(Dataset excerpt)
⁂
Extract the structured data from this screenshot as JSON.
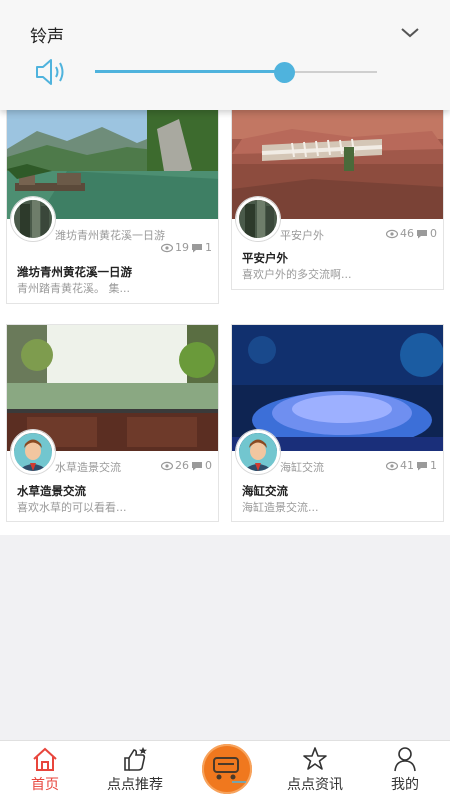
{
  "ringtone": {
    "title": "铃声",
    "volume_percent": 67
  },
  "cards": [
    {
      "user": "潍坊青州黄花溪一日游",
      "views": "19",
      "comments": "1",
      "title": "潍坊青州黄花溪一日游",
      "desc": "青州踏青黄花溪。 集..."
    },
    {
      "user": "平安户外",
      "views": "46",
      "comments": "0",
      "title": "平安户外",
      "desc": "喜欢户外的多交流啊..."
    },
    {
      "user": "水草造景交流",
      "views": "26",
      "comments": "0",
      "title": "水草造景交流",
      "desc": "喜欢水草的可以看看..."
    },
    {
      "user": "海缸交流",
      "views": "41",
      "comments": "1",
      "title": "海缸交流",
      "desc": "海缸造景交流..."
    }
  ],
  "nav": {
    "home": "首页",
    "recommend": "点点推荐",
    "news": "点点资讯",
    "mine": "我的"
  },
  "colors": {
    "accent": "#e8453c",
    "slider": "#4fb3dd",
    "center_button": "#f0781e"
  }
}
⁂
## SHORT EXERCISE:
Find the word "title" in the data and show each line that holds it.

## FINAL RESULT:
    "title": "铃声",
      "title": "潍坊青州黄花溪一日游",
      "title": "平安户外",
      "title": "水草造景交流",
      "title": "海缸交流",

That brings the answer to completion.